### GIVEN EXERCISE
Filter out everything except lines holding "structured".

-- Start DATA PROVIDED --

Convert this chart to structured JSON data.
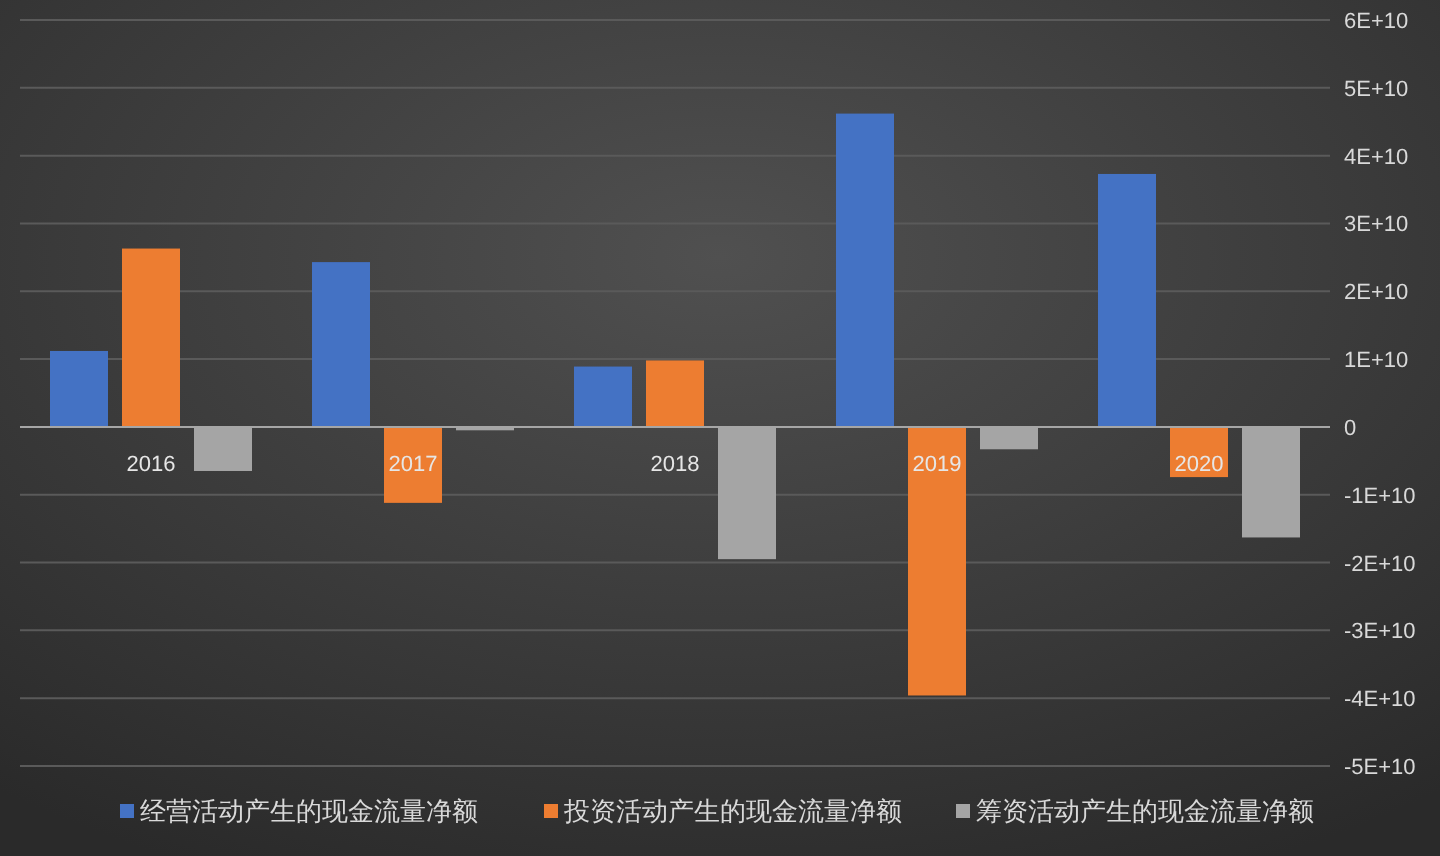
{
  "chart_data": {
    "type": "bar",
    "categories": [
      "2016",
      "2017",
      "2018",
      "2019",
      "2020"
    ],
    "series": [
      {
        "name": "经营活动产生的现金流量净额",
        "color": "#4472c4",
        "values": [
          11200000000,
          24300000000,
          8900000000,
          46200000000,
          37300000000
        ]
      },
      {
        "name": "投资活动产生的现金流量净额",
        "color": "#ed7d31",
        "values": [
          26300000000,
          -11200000000,
          9800000000,
          -39600000000,
          -7400000000
        ]
      },
      {
        "name": "筹资活动产生的现金流量净额",
        "color": "#a5a5a5",
        "values": [
          -6500000000,
          -500000000,
          -19500000000,
          -3300000000,
          -16300000000
        ]
      }
    ],
    "ylim": [
      -50000000000,
      60000000000
    ],
    "yticks": [
      {
        "value": -50000000000,
        "label": "-5E+10"
      },
      {
        "value": -40000000000,
        "label": "-4E+10"
      },
      {
        "value": -30000000000,
        "label": "-3E+10"
      },
      {
        "value": -20000000000,
        "label": "-2E+10"
      },
      {
        "value": -10000000000,
        "label": "-1E+10"
      },
      0,
      {
        "value": 10000000000,
        "label": "1E+10"
      },
      {
        "value": 20000000000,
        "label": "2E+10"
      },
      {
        "value": 30000000000,
        "label": "3E+10"
      },
      {
        "value": 40000000000,
        "label": "4E+10"
      },
      {
        "value": 50000000000,
        "label": "5E+10"
      },
      {
        "value": 60000000000,
        "label": "6E+10"
      }
    ],
    "grid": "y",
    "legend": "bottom"
  }
}
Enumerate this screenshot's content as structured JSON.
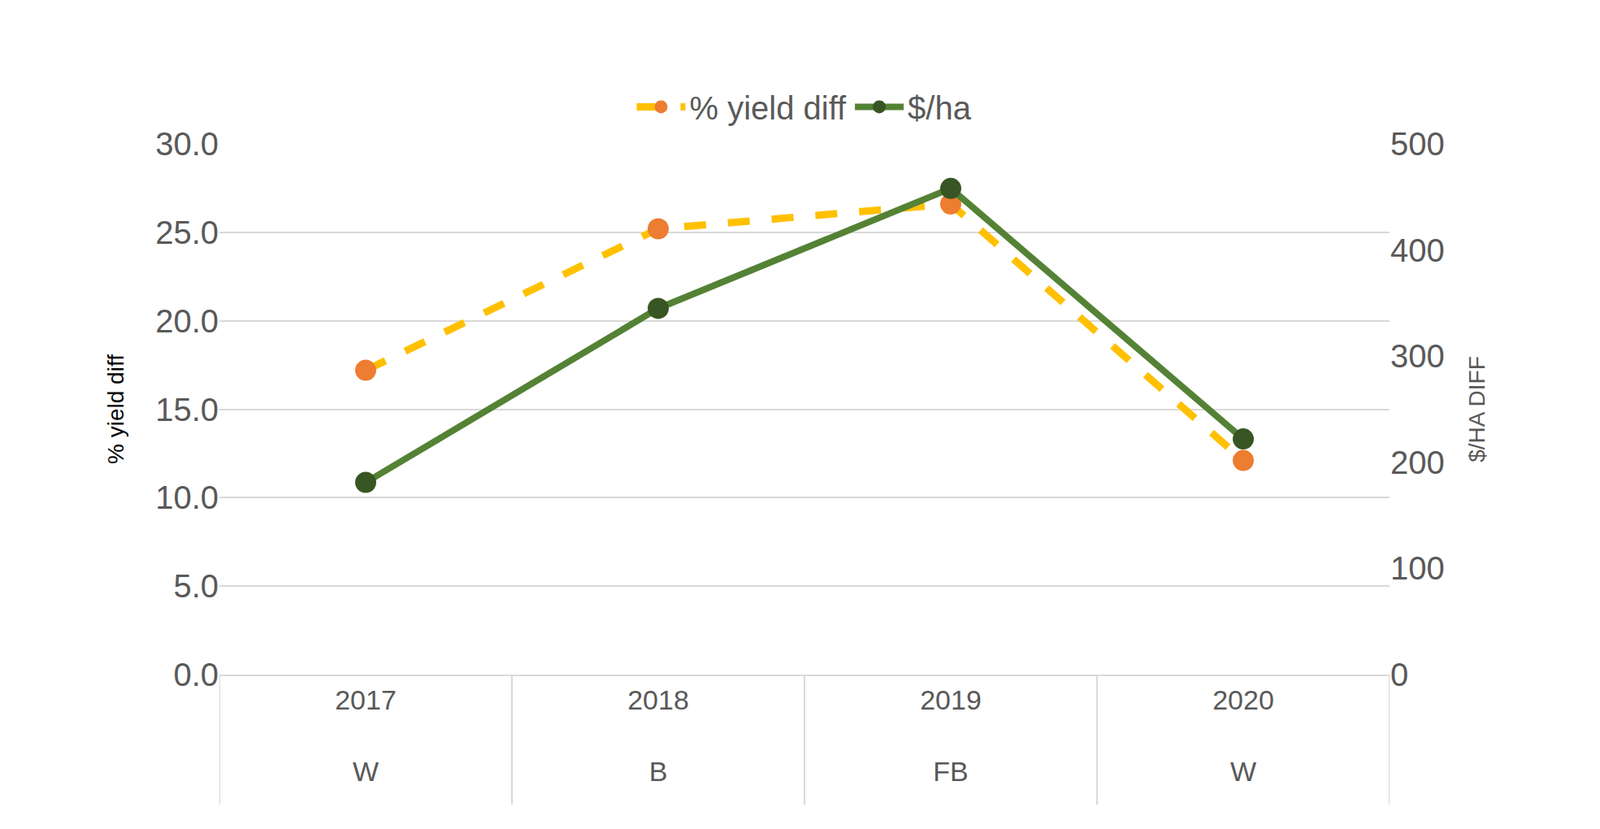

-- End DATA PROVIDED --

### ANSWER BELOW
Convert this chart to structured JSON data.
Enumerate this screenshot's content as structured JSON.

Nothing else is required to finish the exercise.